---------- SUPPLIED MATERIAL ----------

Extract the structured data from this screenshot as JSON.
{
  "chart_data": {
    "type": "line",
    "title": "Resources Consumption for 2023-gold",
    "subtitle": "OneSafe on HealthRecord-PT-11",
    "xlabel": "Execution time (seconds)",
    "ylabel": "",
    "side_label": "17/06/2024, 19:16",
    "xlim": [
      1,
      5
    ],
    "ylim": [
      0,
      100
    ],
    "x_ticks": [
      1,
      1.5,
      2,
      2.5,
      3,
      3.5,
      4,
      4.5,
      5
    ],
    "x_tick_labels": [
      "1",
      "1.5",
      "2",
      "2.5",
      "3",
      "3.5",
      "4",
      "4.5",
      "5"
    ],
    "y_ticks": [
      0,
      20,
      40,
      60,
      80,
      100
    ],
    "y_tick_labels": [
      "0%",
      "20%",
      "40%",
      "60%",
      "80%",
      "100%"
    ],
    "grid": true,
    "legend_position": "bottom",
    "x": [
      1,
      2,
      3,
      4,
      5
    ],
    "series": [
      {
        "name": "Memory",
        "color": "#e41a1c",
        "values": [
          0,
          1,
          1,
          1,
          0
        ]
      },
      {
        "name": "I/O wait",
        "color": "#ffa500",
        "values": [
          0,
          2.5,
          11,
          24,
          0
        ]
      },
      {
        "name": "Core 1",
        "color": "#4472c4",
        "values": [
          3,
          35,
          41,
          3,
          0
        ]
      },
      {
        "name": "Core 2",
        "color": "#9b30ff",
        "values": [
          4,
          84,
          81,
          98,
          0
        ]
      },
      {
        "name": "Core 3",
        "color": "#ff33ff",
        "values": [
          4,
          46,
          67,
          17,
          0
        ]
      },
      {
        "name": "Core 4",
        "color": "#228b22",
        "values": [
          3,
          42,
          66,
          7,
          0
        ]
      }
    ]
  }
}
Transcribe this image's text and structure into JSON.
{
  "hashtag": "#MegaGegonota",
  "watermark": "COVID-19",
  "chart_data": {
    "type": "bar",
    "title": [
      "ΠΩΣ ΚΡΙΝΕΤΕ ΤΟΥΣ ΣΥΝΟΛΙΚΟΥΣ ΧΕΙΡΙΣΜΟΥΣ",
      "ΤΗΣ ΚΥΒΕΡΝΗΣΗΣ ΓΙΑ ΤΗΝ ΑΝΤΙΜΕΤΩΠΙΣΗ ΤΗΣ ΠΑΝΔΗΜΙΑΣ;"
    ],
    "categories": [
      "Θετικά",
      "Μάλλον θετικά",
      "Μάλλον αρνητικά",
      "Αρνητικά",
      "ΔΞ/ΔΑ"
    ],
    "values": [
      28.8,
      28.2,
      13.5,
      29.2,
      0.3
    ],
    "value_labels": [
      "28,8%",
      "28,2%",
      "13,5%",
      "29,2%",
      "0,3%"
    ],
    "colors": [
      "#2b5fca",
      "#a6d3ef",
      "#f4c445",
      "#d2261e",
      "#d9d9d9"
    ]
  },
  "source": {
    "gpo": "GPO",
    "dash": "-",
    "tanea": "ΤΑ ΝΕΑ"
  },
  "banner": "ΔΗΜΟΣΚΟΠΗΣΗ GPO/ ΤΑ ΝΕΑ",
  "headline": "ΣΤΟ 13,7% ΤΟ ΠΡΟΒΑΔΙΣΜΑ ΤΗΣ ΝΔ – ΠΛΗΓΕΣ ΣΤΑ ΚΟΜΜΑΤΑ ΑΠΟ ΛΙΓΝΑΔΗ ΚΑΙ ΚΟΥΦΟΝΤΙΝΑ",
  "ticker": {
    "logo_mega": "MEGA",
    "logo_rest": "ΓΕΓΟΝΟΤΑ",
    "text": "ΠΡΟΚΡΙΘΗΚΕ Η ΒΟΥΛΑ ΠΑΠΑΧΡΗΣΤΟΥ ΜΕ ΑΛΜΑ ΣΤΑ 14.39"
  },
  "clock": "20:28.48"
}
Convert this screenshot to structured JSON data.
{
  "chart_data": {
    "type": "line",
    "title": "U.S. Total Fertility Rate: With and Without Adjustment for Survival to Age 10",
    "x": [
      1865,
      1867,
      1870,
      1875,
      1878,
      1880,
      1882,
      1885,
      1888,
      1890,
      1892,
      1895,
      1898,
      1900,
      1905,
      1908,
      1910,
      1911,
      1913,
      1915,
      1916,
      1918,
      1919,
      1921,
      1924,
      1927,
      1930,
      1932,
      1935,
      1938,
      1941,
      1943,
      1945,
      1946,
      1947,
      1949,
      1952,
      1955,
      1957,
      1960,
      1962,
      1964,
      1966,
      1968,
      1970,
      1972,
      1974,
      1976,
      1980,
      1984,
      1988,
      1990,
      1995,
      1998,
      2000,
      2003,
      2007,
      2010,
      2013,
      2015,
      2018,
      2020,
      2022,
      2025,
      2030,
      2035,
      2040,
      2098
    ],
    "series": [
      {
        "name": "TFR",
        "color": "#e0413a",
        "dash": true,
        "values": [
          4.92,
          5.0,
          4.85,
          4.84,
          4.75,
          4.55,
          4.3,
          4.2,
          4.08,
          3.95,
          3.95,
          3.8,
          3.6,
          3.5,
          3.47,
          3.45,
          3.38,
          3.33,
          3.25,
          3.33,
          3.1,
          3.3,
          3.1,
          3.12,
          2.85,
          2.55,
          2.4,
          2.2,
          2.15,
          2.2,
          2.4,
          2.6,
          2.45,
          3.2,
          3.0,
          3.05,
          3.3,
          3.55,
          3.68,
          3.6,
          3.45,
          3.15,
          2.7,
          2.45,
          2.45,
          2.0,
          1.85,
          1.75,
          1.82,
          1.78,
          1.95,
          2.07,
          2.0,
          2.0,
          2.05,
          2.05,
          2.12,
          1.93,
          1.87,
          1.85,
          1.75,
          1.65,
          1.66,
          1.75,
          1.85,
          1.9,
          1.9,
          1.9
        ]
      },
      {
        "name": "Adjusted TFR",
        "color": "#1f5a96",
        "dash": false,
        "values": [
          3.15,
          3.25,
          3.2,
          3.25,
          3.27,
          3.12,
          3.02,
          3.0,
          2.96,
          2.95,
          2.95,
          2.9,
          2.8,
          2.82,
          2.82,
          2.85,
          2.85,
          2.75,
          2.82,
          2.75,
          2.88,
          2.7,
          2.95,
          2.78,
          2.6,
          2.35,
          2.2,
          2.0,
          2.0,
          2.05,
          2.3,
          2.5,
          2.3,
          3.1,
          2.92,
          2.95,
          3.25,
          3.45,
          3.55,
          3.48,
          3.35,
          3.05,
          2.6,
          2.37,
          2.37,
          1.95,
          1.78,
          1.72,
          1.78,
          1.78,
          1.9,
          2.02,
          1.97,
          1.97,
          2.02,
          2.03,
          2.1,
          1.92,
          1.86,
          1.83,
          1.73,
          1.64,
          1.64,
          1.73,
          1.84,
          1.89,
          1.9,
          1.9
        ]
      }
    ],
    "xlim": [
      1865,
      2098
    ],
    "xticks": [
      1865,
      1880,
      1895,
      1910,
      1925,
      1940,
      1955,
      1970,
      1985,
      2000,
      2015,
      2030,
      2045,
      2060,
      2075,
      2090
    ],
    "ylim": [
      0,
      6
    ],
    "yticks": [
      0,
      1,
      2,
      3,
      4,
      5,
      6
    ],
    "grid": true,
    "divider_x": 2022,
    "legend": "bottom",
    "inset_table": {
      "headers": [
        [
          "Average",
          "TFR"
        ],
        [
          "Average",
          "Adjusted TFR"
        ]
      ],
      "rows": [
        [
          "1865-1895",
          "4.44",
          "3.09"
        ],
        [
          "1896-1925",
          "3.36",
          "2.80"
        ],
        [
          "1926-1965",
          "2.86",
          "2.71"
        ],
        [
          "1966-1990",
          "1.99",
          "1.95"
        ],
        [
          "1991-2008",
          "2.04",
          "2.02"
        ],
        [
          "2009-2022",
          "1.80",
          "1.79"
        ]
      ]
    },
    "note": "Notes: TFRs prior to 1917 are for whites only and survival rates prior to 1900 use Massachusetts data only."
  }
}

----------

Search the data above for lines holding "text" and copy each of them.

- [RESULT OF THIS EXERCISE]
Transcribe this image's text and structure into JSON.
    "text": "ΠΡΟΚΡΙΘΗΚΕ Η ΒΟΥΛΑ ΠΑΠΑΧΡΗΣΤΟΥ ΜΕ ΑΛΜΑ ΣΤΑ 14.39"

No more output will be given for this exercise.